__Written problem__: Identify every line in the records below that contains the word "this", and copy each of those lines.

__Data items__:
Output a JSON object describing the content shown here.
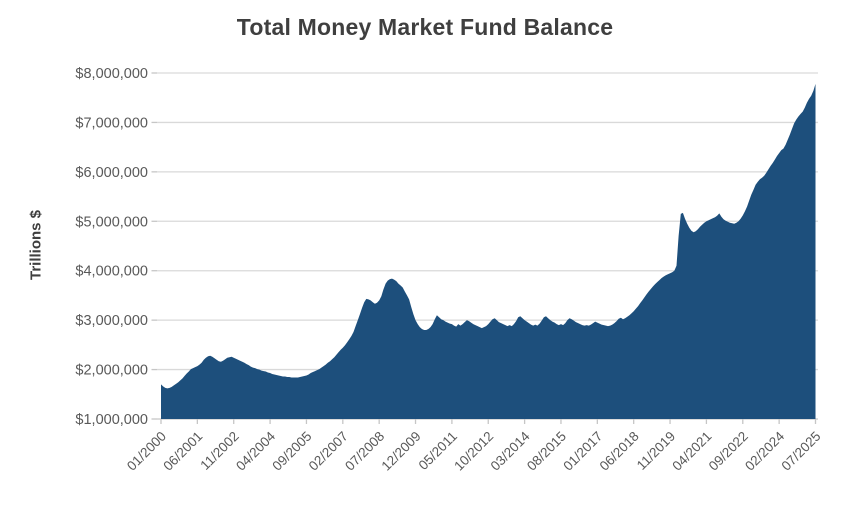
{
  "chart_data": {
    "type": "area",
    "title": "Total Money Market Fund Balance",
    "ylabel": "Trillions $",
    "xlabel": "",
    "grid": true,
    "legend": false,
    "background": "#ffffff",
    "fill_color": "#1d4f7c",
    "grid_color": "#d9d9d9",
    "axis_line_color": "#c6c6c6",
    "tick_label_color": "#595959",
    "title_color": "#3f3f3f",
    "ylim": [
      1000000,
      8000000
    ],
    "y_ticks": [
      {
        "label": "$8,000,000",
        "value": 8000000
      },
      {
        "label": "$7,000,000",
        "value": 7000000
      },
      {
        "label": "$6,000,000",
        "value": 6000000
      },
      {
        "label": "$5,000,000",
        "value": 5000000
      },
      {
        "label": "$4,000,000",
        "value": 4000000
      },
      {
        "label": "$3,000,000",
        "value": 3000000
      },
      {
        "label": "$2,000,000",
        "value": 2000000
      },
      {
        "label": "$1,000,000",
        "value": 1000000
      }
    ],
    "x_ticks": [
      "01/2000",
      "06/2001",
      "11/2002",
      "04/2004",
      "09/2005",
      "02/2007",
      "07/2008",
      "12/2009",
      "05/2011",
      "10/2012",
      "03/2014",
      "08/2015",
      "01/2017",
      "06/2018",
      "11/2019",
      "04/2021",
      "09/2022",
      "02/2024",
      "07/2025"
    ],
    "x_tick_interval_months": 17,
    "x_frequency": "monthly",
    "x_range": [
      "01/2000",
      "07/2025"
    ],
    "series": [
      {
        "name": "Total Money Market Fund Balance",
        "start": "01/2000",
        "values": [
          1700000,
          1660000,
          1630000,
          1620000,
          1630000,
          1650000,
          1680000,
          1710000,
          1740000,
          1780000,
          1820000,
          1870000,
          1920000,
          1960000,
          2010000,
          2030000,
          2050000,
          2070000,
          2100000,
          2140000,
          2200000,
          2240000,
          2270000,
          2280000,
          2260000,
          2230000,
          2200000,
          2170000,
          2160000,
          2180000,
          2210000,
          2240000,
          2250000,
          2260000,
          2240000,
          2220000,
          2200000,
          2180000,
          2160000,
          2140000,
          2110000,
          2090000,
          2060000,
          2040000,
          2030000,
          2010000,
          2000000,
          1980000,
          1970000,
          1960000,
          1940000,
          1930000,
          1910000,
          1900000,
          1890000,
          1880000,
          1870000,
          1860000,
          1860000,
          1850000,
          1850000,
          1840000,
          1840000,
          1840000,
          1840000,
          1850000,
          1860000,
          1870000,
          1880000,
          1900000,
          1930000,
          1950000,
          1970000,
          1990000,
          2010000,
          2040000,
          2070000,
          2100000,
          2140000,
          2170000,
          2210000,
          2250000,
          2300000,
          2350000,
          2400000,
          2440000,
          2490000,
          2550000,
          2610000,
          2680000,
          2760000,
          2880000,
          3000000,
          3120000,
          3250000,
          3360000,
          3430000,
          3420000,
          3400000,
          3360000,
          3330000,
          3350000,
          3400000,
          3480000,
          3620000,
          3740000,
          3800000,
          3830000,
          3840000,
          3820000,
          3790000,
          3740000,
          3700000,
          3660000,
          3580000,
          3500000,
          3420000,
          3260000,
          3120000,
          3000000,
          2920000,
          2860000,
          2820000,
          2800000,
          2800000,
          2820000,
          2860000,
          2920000,
          3020000,
          3100000,
          3060000,
          3020000,
          3000000,
          2970000,
          2950000,
          2930000,
          2920000,
          2890000,
          2870000,
          2920000,
          2890000,
          2920000,
          2960000,
          3000000,
          2980000,
          2950000,
          2920000,
          2900000,
          2880000,
          2860000,
          2840000,
          2860000,
          2880000,
          2920000,
          2970000,
          3020000,
          3040000,
          3000000,
          2960000,
          2940000,
          2920000,
          2900000,
          2880000,
          2900000,
          2880000,
          2920000,
          2980000,
          3060000,
          3080000,
          3040000,
          3000000,
          2970000,
          2940000,
          2910000,
          2890000,
          2910000,
          2890000,
          2930000,
          2990000,
          3060000,
          3080000,
          3040000,
          3000000,
          2970000,
          2950000,
          2920000,
          2900000,
          2920000,
          2900000,
          2940000,
          3000000,
          3040000,
          3020000,
          2990000,
          2960000,
          2940000,
          2920000,
          2900000,
          2890000,
          2900000,
          2890000,
          2910000,
          2940000,
          2970000,
          2950000,
          2930000,
          2910000,
          2900000,
          2890000,
          2880000,
          2890000,
          2910000,
          2940000,
          2980000,
          3030000,
          3050000,
          3020000,
          3040000,
          3070000,
          3100000,
          3140000,
          3180000,
          3230000,
          3280000,
          3340000,
          3400000,
          3460000,
          3520000,
          3580000,
          3630000,
          3680000,
          3730000,
          3770000,
          3810000,
          3850000,
          3880000,
          3910000,
          3930000,
          3950000,
          3970000,
          4000000,
          4100000,
          4700000,
          5150000,
          5170000,
          5050000,
          4950000,
          4870000,
          4810000,
          4780000,
          4800000,
          4840000,
          4890000,
          4930000,
          4970000,
          5000000,
          5020000,
          5040000,
          5060000,
          5080000,
          5110000,
          5160000,
          5090000,
          5040000,
          5010000,
          4990000,
          4970000,
          4960000,
          4950000,
          4970000,
          5000000,
          5050000,
          5120000,
          5200000,
          5300000,
          5420000,
          5540000,
          5640000,
          5740000,
          5800000,
          5850000,
          5880000,
          5920000,
          5980000,
          6050000,
          6120000,
          6180000,
          6250000,
          6320000,
          6380000,
          6440000,
          6470000,
          6550000,
          6650000,
          6750000,
          6870000,
          6980000,
          7060000,
          7120000,
          7170000,
          7220000,
          7300000,
          7400000,
          7480000,
          7540000,
          7640000,
          7780000
        ]
      }
    ]
  }
}
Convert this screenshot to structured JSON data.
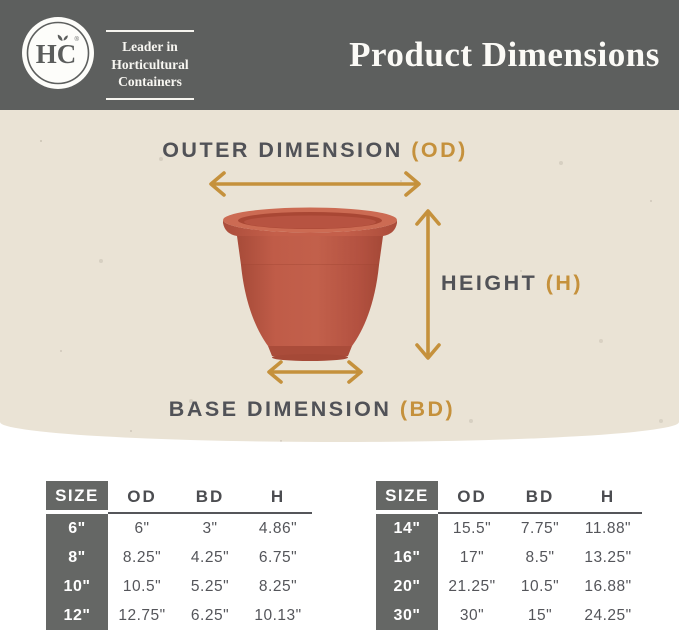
{
  "header": {
    "logo": {
      "text": "HC",
      "registered": "®"
    },
    "tagline_lines": [
      "Leader in",
      "Horticultural",
      "Containers"
    ],
    "title": "Product Dimensions"
  },
  "diagram": {
    "outer_dimension_label": "OUTER DIMENSION ",
    "outer_dimension_abbr": "(OD)",
    "height_label": "HEIGHT ",
    "height_abbr": "(H)",
    "base_dimension_label": "BASE DIMENSION ",
    "base_dimension_abbr": "(BD)"
  },
  "tables": [
    {
      "headers": [
        "SIZE",
        "OD",
        "BD",
        "H"
      ],
      "rows": [
        {
          "size": "6\"",
          "od": "6\"",
          "bd": "3\"",
          "h": "4.86\""
        },
        {
          "size": "8\"",
          "od": "8.25\"",
          "bd": "4.25\"",
          "h": "6.75\""
        },
        {
          "size": "10\"",
          "od": "10.5\"",
          "bd": "5.25\"",
          "h": "8.25\""
        },
        {
          "size": "12\"",
          "od": "12.75\"",
          "bd": "6.25\"",
          "h": "10.13\""
        }
      ]
    },
    {
      "headers": [
        "SIZE",
        "OD",
        "BD",
        "H"
      ],
      "rows": [
        {
          "size": "14\"",
          "od": "15.5\"",
          "bd": "7.75\"",
          "h": "11.88\""
        },
        {
          "size": "16\"",
          "od": "17\"",
          "bd": "8.5\"",
          "h": "13.25\""
        },
        {
          "size": "20\"",
          "od": "21.25\"",
          "bd": "10.5\"",
          "h": "16.88\""
        },
        {
          "size": "30\"",
          "od": "30\"",
          "bd": "15\"",
          "h": "24.25\""
        }
      ]
    }
  ],
  "colors": {
    "header_bg": "#5d5f5e",
    "hero_bg": "#eae3d5",
    "accent_gold": "#c5913c",
    "terracotta": "#bd5846",
    "table_strip": "#656765",
    "text_dark": "#515257"
  }
}
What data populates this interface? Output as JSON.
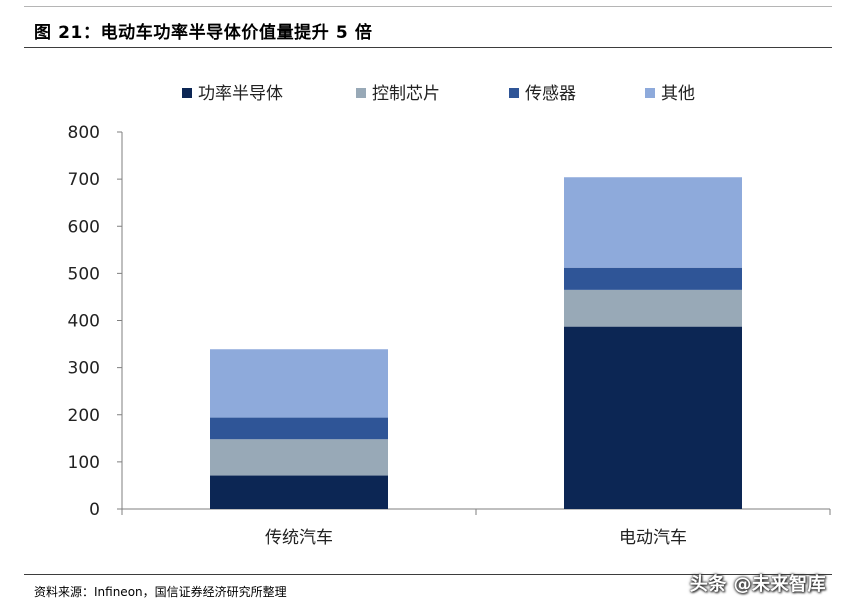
{
  "header": {
    "title": "图 21：电动车功率半导体价值量提升 5 倍"
  },
  "chart_data": {
    "type": "bar",
    "stacked": true,
    "categories": [
      "传统汽车",
      "电动汽车"
    ],
    "series": [
      {
        "name": "功率半导体",
        "values": [
          71,
          387
        ],
        "color": "#0c2654"
      },
      {
        "name": "控制芯片",
        "values": [
          77,
          78
        ],
        "color": "#98a9b7"
      },
      {
        "name": "传感器",
        "values": [
          46,
          47
        ],
        "color": "#2f5597"
      },
      {
        "name": "其他",
        "values": [
          145,
          192
        ],
        "color": "#8eaadb"
      }
    ],
    "ylim": [
      0,
      800
    ],
    "yticks": [
      "0",
      "100",
      "200",
      "300",
      "400",
      "500",
      "600",
      "700",
      "800"
    ],
    "legend_position": "top",
    "grid": false,
    "title": "",
    "xlabel": "",
    "ylabel": ""
  },
  "footer": {
    "source": "资料来源：Infineon，国信证券经济研究所整理",
    "watermark": "头条 @未来智库"
  }
}
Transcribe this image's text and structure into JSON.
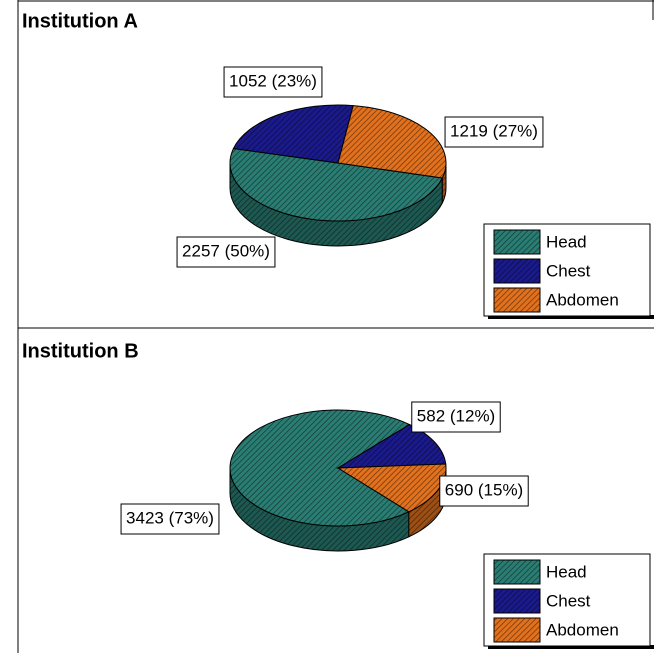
{
  "chart_data": [
    {
      "type": "pie",
      "title": "Institution A",
      "categories": [
        "Head",
        "Chest",
        "Abdomen"
      ],
      "values": [
        2257,
        1052,
        1219
      ],
      "value_labels": [
        "2257 (50%)",
        "1052 (23%)",
        "1219 (27%)"
      ],
      "colors": [
        "#2a7d73",
        "#1a1a8c",
        "#e2711d"
      ],
      "legend": "lower right"
    },
    {
      "type": "pie",
      "title": "Institution B",
      "categories": [
        "Head",
        "Chest",
        "Abdomen"
      ],
      "values": [
        3423,
        582,
        690
      ],
      "value_labels": [
        "3423 (73%)",
        "582 (12%)",
        "690 (15%)"
      ],
      "colors": [
        "#2a7d73",
        "#1a1a8c",
        "#e2711d"
      ],
      "legend": "lower right"
    }
  ]
}
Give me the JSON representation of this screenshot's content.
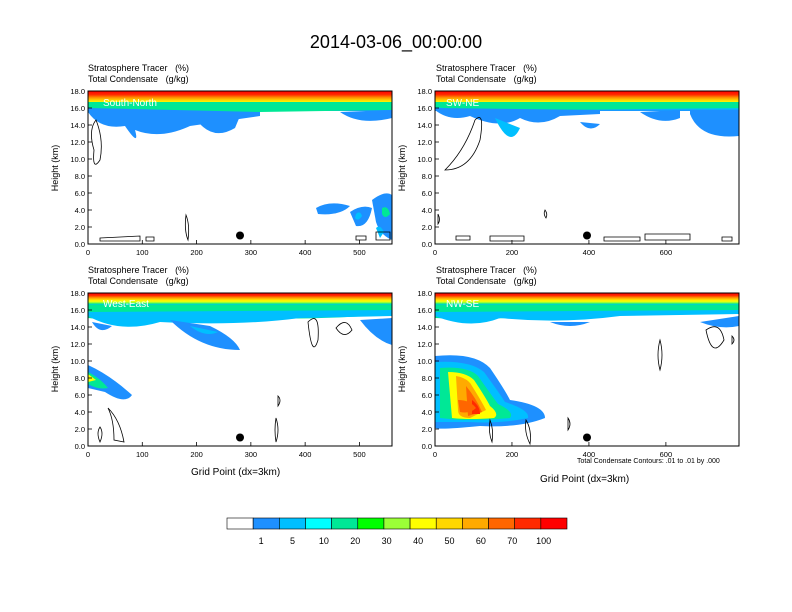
{
  "page_title": "2014-03-06_00:00:00",
  "panel_header": {
    "line1_left": "Stratosphere Tracer",
    "line1_right": "(%)",
    "line2_left": "Total Condensate",
    "line2_right": "(g/kg)"
  },
  "xaxis_label": "Grid Point (dx=3km)",
  "contour_note": "Total Condensate Contours: .01 to .01 by .000",
  "colors": {
    "scale": [
      "#ffffff",
      "#1e90ff",
      "#00bfff",
      "#00ffff",
      "#00e896",
      "#00ff00",
      "#9bff37",
      "#ffff00",
      "#ffd700",
      "#ffaa00",
      "#ff6600",
      "#ff2a00",
      "#ff0000"
    ]
  },
  "colorbar_labels": [
    "1",
    "5",
    "10",
    "20",
    "30",
    "40",
    "50",
    "60",
    "70",
    "100"
  ],
  "chart_data": [
    {
      "type": "heatmap",
      "panel_label": "South-North",
      "ylabel": "Height (km)",
      "xlabel": "",
      "xlim": [
        0,
        560
      ],
      "ylim": [
        0,
        18
      ],
      "xticks": [
        "0",
        "100",
        "200",
        "300",
        "400",
        "500"
      ],
      "yticks": [
        "0.0",
        "2.0",
        "4.0",
        "6.0",
        "8.0",
        "10.0",
        "12.0",
        "14.0",
        "16.0",
        "18.0"
      ],
      "marker_x": 280,
      "marker_y": 1.0
    },
    {
      "type": "heatmap",
      "panel_label": "SW-NE",
      "ylabel": "Height (km)",
      "xlabel": "",
      "xlim": [
        0,
        790
      ],
      "ylim": [
        0,
        18
      ],
      "xticks": [
        "0",
        "200",
        "400",
        "600"
      ],
      "yticks": [
        "0.0",
        "2.0",
        "4.0",
        "6.0",
        "8.0",
        "10.0",
        "12.0",
        "14.0",
        "16.0",
        "18.0"
      ],
      "marker_x": 395,
      "marker_y": 1.0
    },
    {
      "type": "heatmap",
      "panel_label": "West-East",
      "ylabel": "Height (km)",
      "xlabel": "Grid Point (dx=3km)",
      "xlim": [
        0,
        560
      ],
      "ylim": [
        0,
        18
      ],
      "xticks": [
        "0",
        "100",
        "200",
        "300",
        "400",
        "500"
      ],
      "yticks": [
        "0.0",
        "2.0",
        "4.0",
        "6.0",
        "8.0",
        "10.0",
        "12.0",
        "14.0",
        "16.0",
        "18.0"
      ],
      "marker_x": 280,
      "marker_y": 1.0
    },
    {
      "type": "heatmap",
      "panel_label": "NW-SE",
      "ylabel": "Height (km)",
      "xlabel": "Grid Point (dx=3km)",
      "xlim": [
        0,
        790
      ],
      "ylim": [
        0,
        18
      ],
      "xticks": [
        "0",
        "200",
        "400",
        "600"
      ],
      "yticks": [
        "0.0",
        "2.0",
        "4.0",
        "6.0",
        "8.0",
        "10.0",
        "12.0",
        "14.0",
        "16.0",
        "18.0"
      ],
      "marker_x": 395,
      "marker_y": 1.0
    }
  ]
}
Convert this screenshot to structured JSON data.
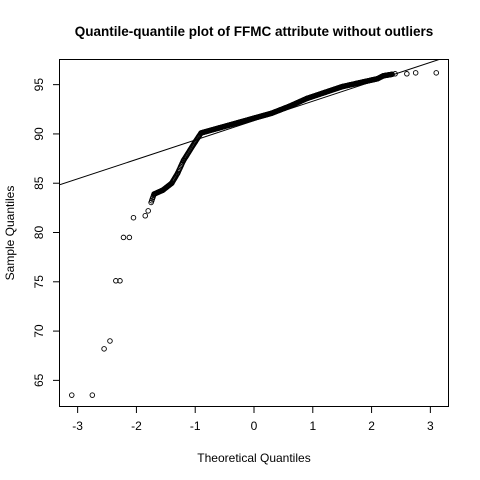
{
  "chart_data": {
    "type": "scatter",
    "title": "Quantile-quantile plot of FFMC attribute without outliers",
    "xlabel": "Theoretical Quantiles",
    "ylabel": "Sample Quantiles",
    "xlim": [
      -3.3,
      3.3
    ],
    "ylim": [
      62.4,
      97.5
    ],
    "xticks": [
      -3,
      -2,
      -1,
      0,
      1,
      2,
      3
    ],
    "yticks": [
      65,
      70,
      75,
      80,
      85,
      90,
      95
    ],
    "grid": false,
    "legend": "none",
    "reference_line": {
      "x": [
        -3.3,
        3.3
      ],
      "y": [
        84.85,
        97.85
      ]
    },
    "knots": [
      [
        -3.1,
        63.5
      ],
      [
        -2.75,
        63.5
      ],
      [
        -2.55,
        68.2
      ],
      [
        -2.45,
        69.0
      ],
      [
        -2.35,
        75.1
      ],
      [
        -2.28,
        75.1
      ],
      [
        -2.22,
        79.5
      ],
      [
        -2.12,
        79.5
      ],
      [
        -2.05,
        81.5
      ],
      [
        -1.85,
        81.7
      ],
      [
        -1.8,
        82.2
      ],
      [
        -1.7,
        83.9
      ],
      [
        -1.55,
        84.3
      ],
      [
        -1.4,
        85.0
      ],
      [
        -1.3,
        86.0
      ],
      [
        -1.2,
        87.3
      ],
      [
        -1.0,
        89.2
      ],
      [
        -0.9,
        90.1
      ],
      [
        -0.6,
        90.6
      ],
      [
        -0.3,
        91.1
      ],
      [
        0.0,
        91.6
      ],
      [
        0.3,
        92.1
      ],
      [
        0.6,
        92.8
      ],
      [
        0.9,
        93.6
      ],
      [
        1.2,
        94.2
      ],
      [
        1.5,
        94.8
      ],
      [
        1.8,
        95.2
      ],
      [
        2.1,
        95.6
      ],
      [
        2.2,
        95.9
      ],
      [
        2.4,
        96.1
      ],
      [
        2.6,
        96.1
      ],
      [
        2.75,
        96.2
      ],
      [
        3.1,
        96.2
      ]
    ],
    "n_points": 400
  }
}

__Finished answer__:
Convert this screenshot to structured JSON data.
What data populates this interface? Output as JSON.
Transcribe this image's text and structure into JSON.
Give me the JSON representation of this screenshot's content.
Convert this screenshot to structured JSON data.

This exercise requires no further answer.